-- begin --

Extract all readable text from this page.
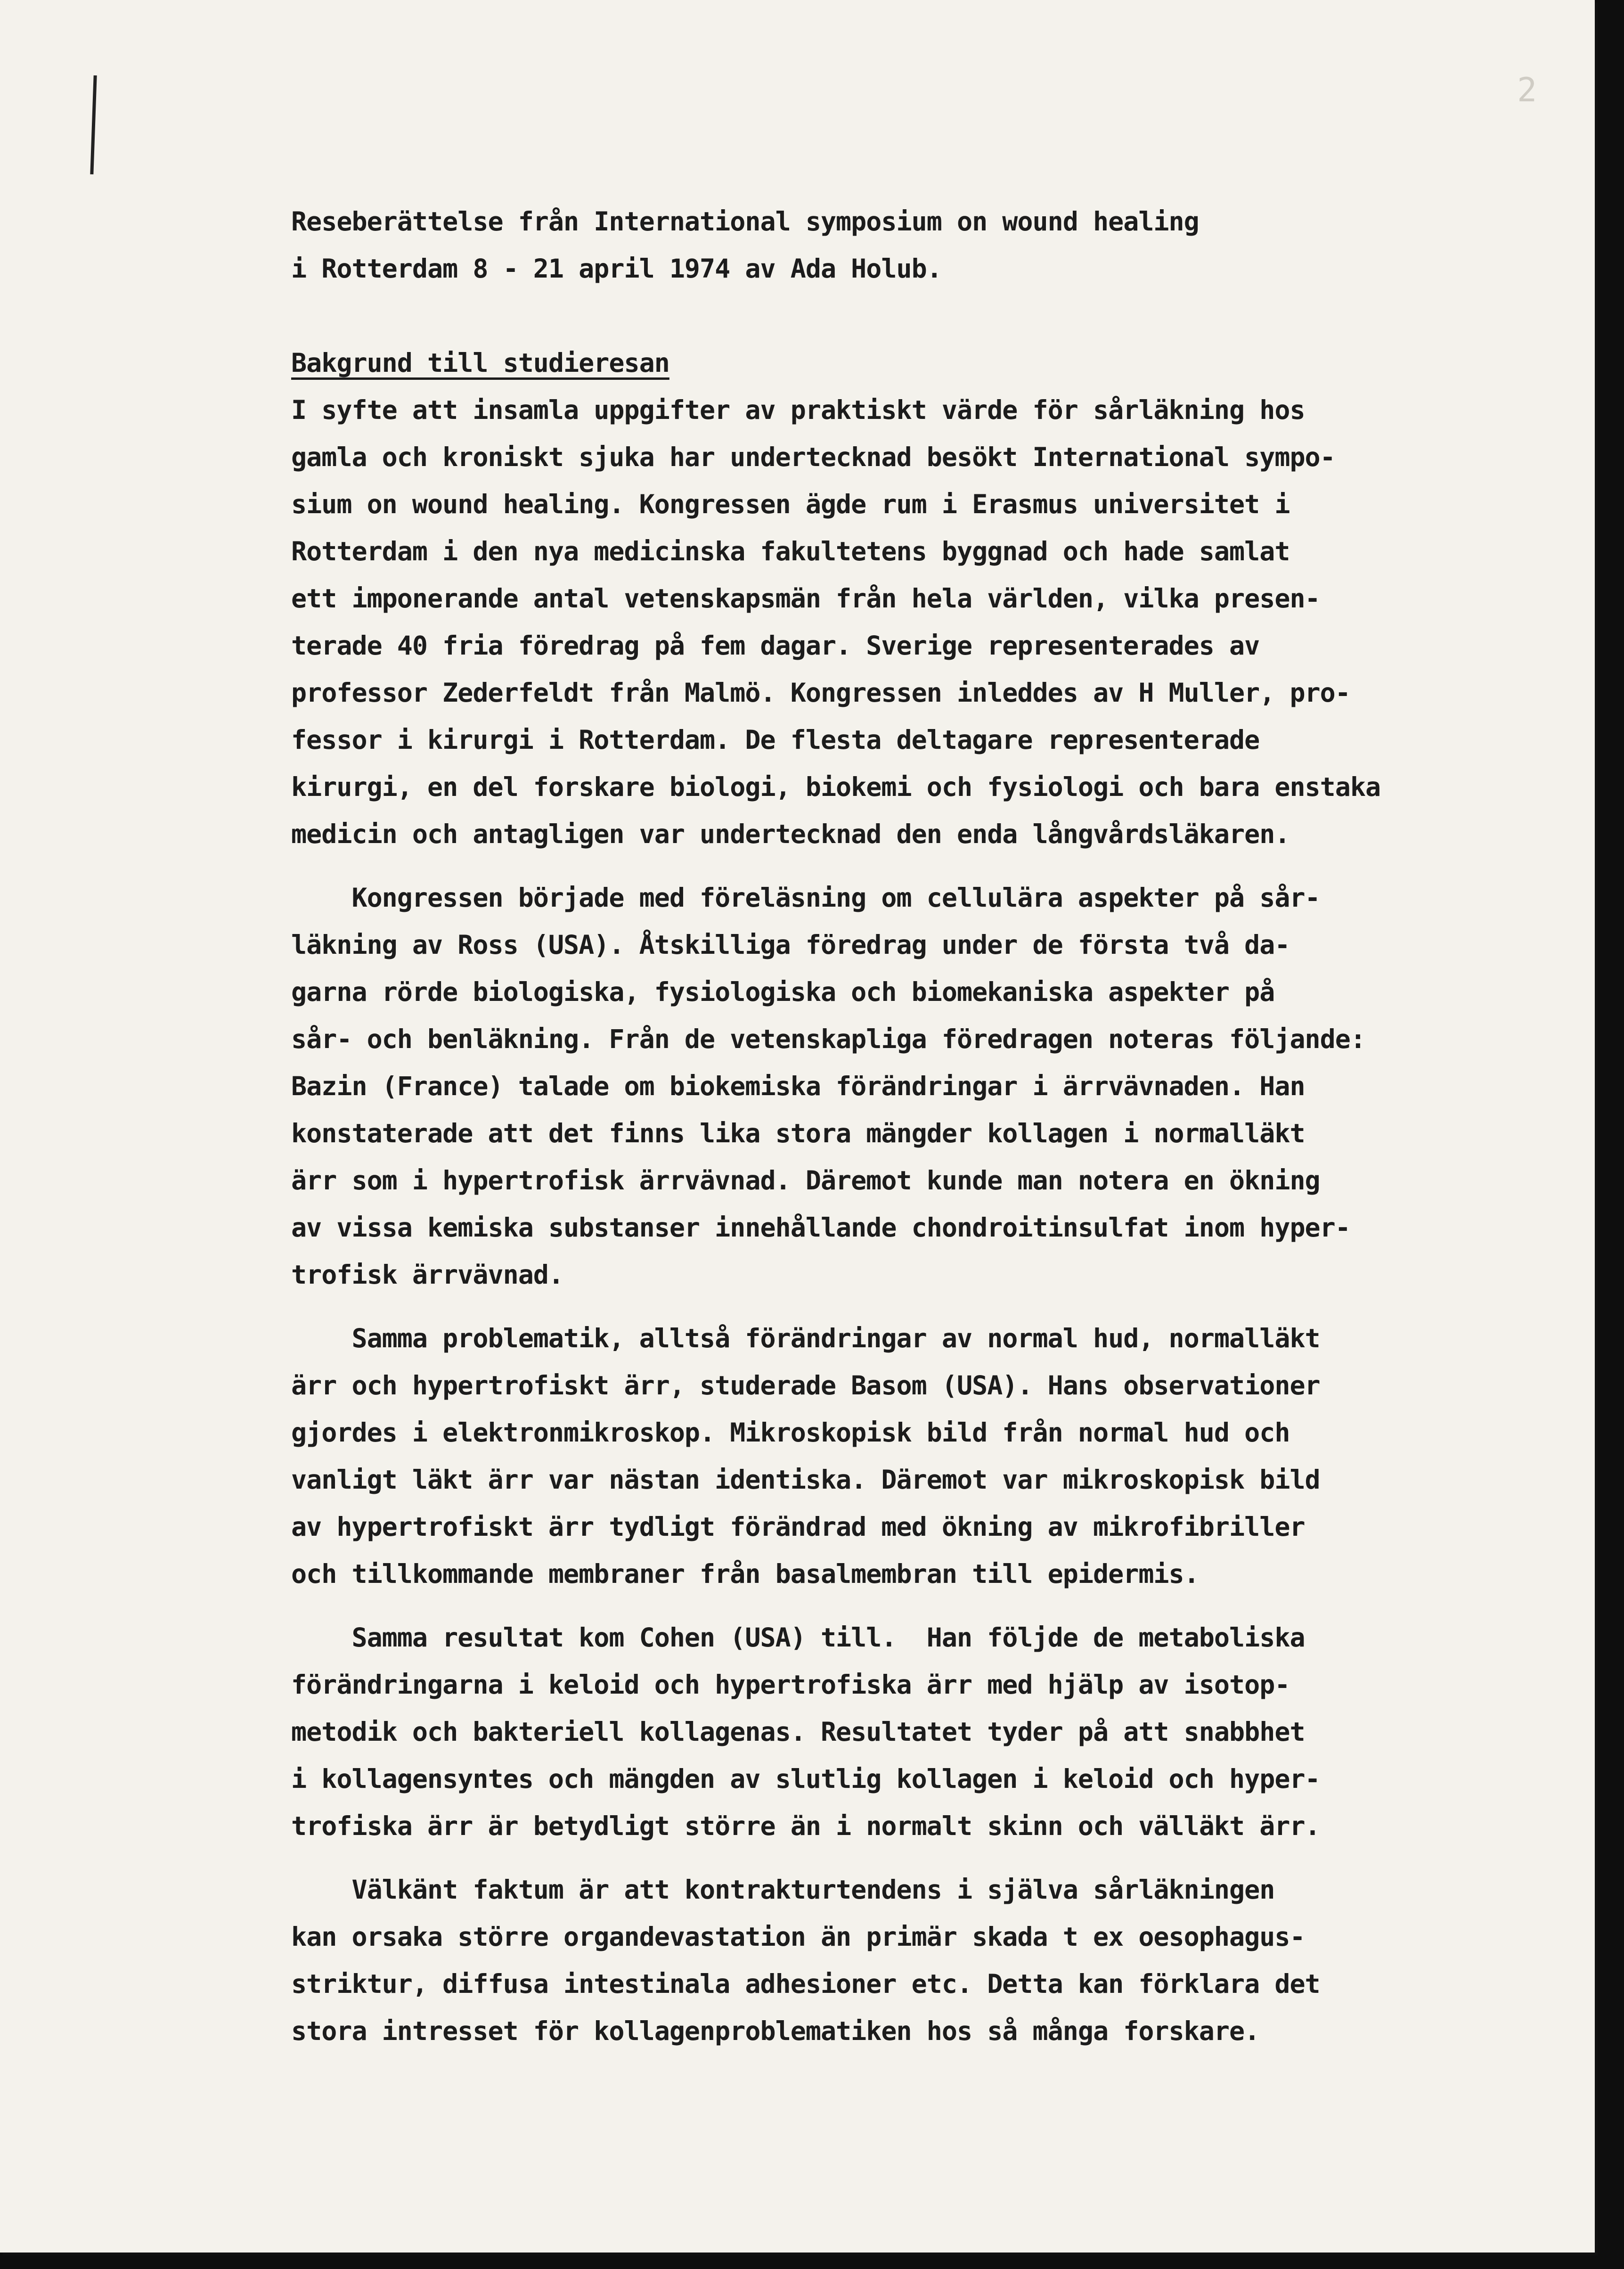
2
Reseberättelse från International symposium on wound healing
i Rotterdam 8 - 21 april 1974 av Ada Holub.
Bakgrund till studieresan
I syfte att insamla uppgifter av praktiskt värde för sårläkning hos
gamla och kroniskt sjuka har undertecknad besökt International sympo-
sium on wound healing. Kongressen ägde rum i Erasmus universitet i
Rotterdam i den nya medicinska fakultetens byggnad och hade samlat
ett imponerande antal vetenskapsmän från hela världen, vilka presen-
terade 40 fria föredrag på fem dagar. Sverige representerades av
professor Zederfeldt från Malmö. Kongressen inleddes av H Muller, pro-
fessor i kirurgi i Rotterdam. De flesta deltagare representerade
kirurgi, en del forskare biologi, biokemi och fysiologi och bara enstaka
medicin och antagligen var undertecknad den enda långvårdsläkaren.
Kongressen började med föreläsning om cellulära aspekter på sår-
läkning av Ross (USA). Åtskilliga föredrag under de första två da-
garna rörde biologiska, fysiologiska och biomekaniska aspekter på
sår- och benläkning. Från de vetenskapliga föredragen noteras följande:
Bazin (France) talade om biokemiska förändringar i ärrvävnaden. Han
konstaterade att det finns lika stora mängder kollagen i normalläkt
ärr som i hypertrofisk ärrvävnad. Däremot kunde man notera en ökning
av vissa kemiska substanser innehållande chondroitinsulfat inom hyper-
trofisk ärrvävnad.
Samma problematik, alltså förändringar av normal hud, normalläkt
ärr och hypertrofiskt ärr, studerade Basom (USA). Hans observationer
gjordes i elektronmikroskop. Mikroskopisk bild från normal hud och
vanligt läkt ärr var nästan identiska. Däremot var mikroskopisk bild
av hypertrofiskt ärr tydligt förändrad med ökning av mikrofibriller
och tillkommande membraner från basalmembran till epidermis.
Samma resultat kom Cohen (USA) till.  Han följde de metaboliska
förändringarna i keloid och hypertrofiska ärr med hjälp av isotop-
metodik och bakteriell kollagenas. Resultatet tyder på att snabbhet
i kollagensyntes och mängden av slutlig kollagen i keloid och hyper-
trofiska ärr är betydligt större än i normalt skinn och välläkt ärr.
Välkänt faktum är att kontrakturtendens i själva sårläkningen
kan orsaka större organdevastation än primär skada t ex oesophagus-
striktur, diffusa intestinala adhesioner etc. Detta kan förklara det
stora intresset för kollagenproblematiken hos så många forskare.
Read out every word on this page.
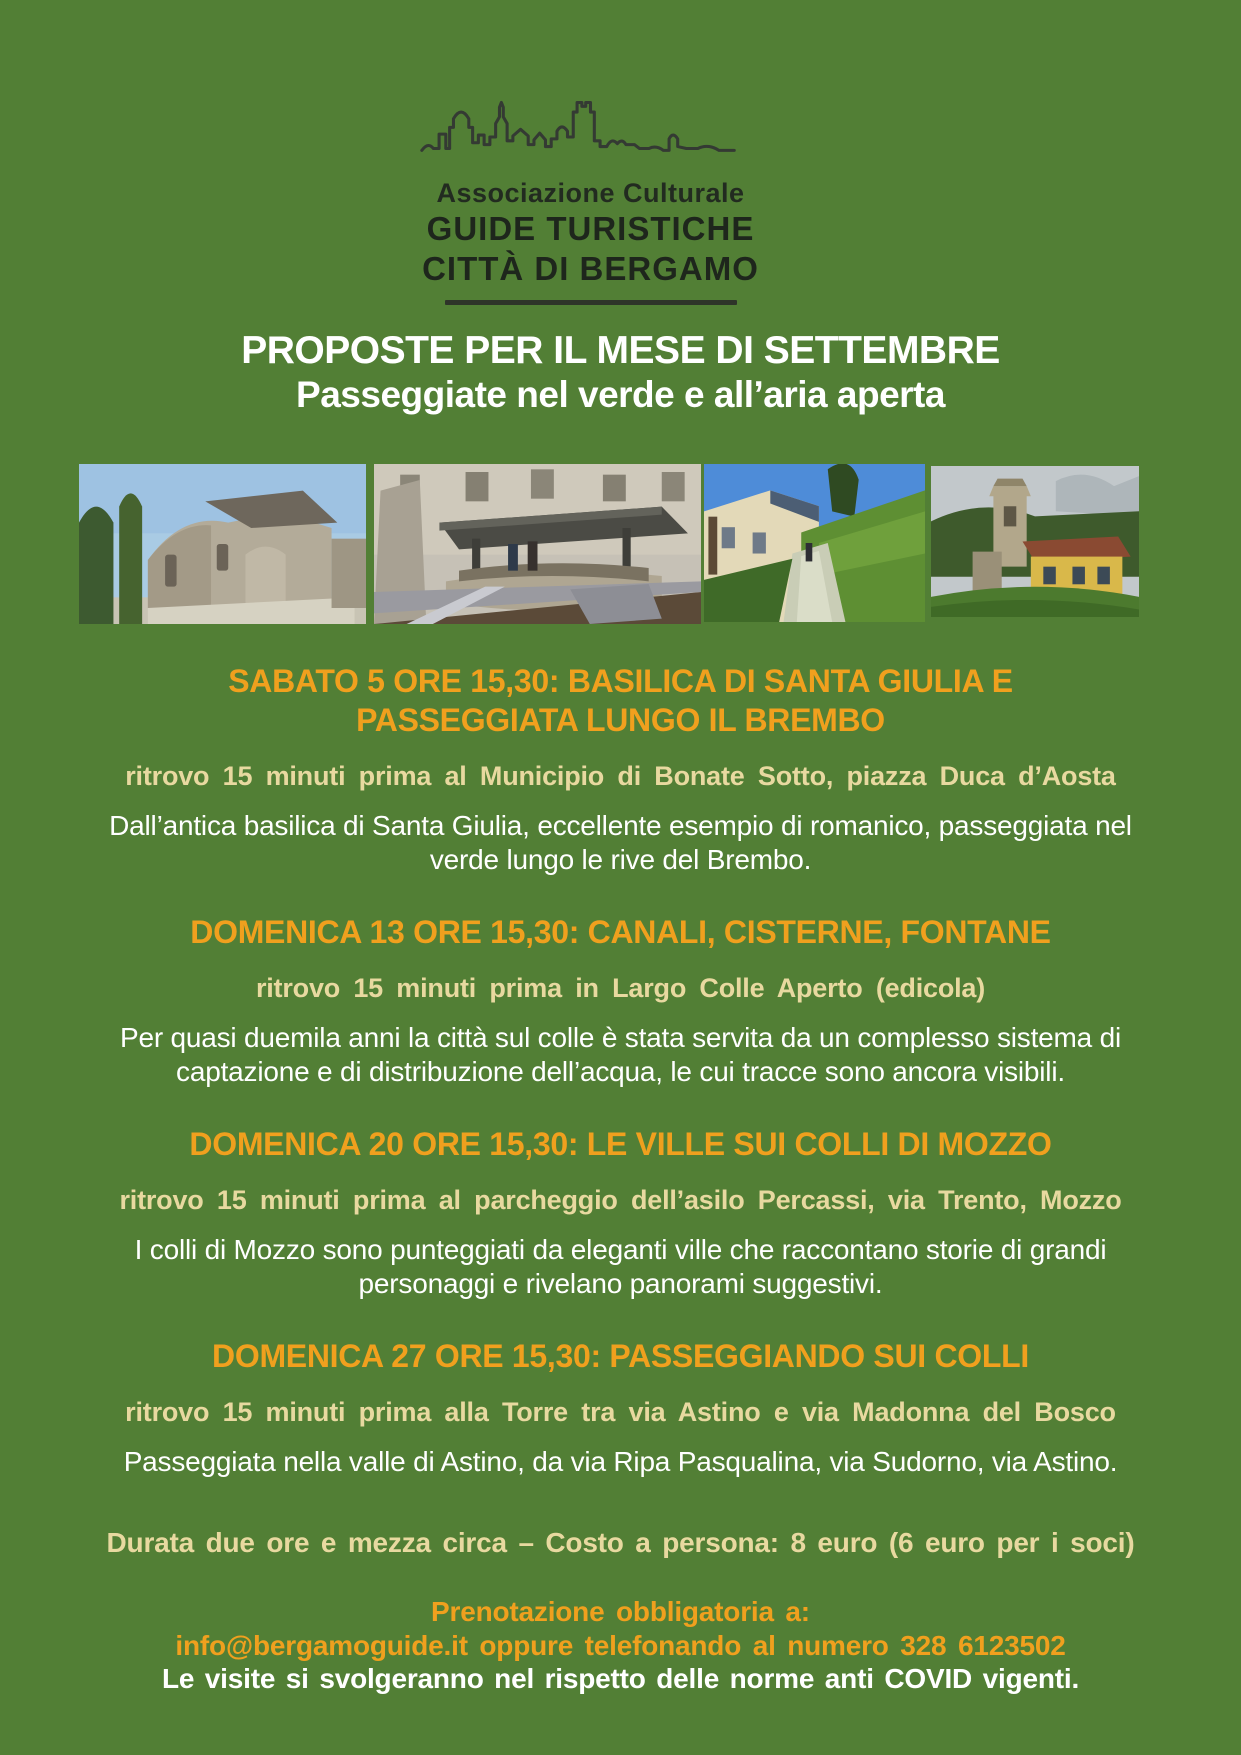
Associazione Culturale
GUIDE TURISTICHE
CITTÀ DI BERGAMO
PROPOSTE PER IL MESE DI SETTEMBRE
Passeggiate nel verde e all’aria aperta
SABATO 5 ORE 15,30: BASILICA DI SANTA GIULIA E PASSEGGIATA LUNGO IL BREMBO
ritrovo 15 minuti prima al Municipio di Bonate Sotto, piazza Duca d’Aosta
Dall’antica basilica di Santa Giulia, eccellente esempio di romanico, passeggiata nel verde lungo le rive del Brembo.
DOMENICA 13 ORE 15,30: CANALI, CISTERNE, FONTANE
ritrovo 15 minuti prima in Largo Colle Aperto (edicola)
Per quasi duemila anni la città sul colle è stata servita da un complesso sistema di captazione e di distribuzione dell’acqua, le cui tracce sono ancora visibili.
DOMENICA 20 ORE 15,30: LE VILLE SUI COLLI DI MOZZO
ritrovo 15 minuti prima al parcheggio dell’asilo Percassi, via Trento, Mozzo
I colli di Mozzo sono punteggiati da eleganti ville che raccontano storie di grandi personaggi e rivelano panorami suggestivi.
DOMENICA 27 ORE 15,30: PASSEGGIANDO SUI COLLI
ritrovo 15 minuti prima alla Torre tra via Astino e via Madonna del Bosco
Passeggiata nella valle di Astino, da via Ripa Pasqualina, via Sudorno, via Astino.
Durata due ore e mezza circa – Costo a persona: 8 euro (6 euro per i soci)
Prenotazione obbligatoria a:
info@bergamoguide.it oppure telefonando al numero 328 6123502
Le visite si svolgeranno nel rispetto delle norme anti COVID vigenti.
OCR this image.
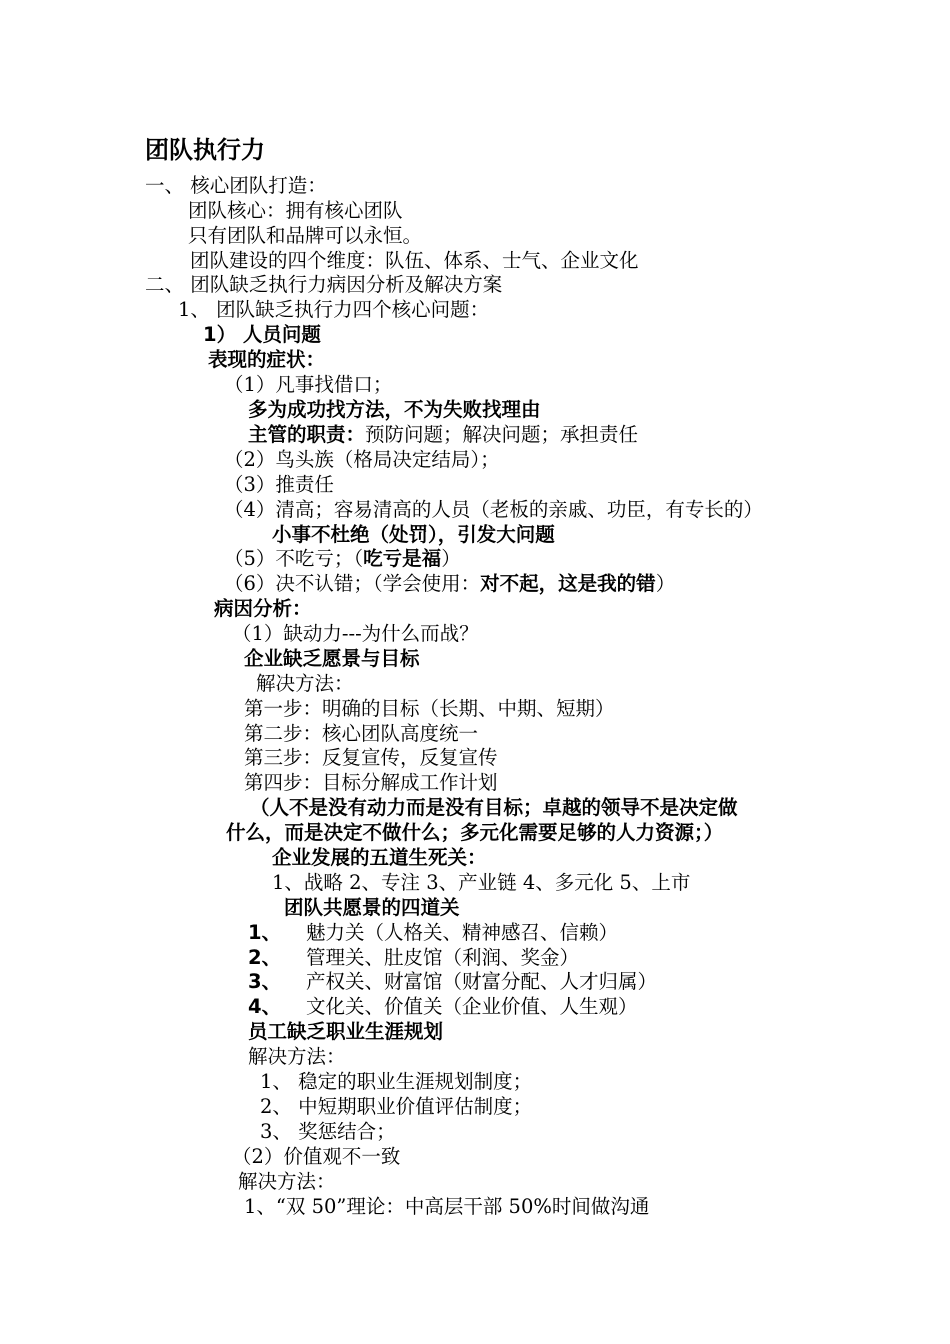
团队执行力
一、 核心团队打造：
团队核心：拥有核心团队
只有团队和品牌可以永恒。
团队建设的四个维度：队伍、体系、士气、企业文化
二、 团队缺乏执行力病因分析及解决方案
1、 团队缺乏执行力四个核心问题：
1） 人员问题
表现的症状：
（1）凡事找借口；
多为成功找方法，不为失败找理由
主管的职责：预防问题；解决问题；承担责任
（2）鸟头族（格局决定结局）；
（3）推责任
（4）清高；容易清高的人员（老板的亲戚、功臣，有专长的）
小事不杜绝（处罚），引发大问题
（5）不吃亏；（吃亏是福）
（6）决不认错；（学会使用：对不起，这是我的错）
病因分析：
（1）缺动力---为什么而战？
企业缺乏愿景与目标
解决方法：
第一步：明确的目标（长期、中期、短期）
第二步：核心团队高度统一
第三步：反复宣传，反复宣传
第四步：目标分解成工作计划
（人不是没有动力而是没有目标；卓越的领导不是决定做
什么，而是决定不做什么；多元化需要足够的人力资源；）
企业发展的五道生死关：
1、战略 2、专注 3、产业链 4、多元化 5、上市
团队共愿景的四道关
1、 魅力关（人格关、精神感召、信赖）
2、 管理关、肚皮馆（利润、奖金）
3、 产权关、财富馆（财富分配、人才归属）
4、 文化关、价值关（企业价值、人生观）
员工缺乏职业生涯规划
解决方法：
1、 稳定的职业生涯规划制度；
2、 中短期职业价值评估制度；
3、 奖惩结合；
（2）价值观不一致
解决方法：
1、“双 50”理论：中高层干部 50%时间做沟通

-- end --

- _Problem statement_
Copy every line in the entries above that has the string "page" in it.

- _Task solution_
Extract all readable text from this page.
Read out every word on this page.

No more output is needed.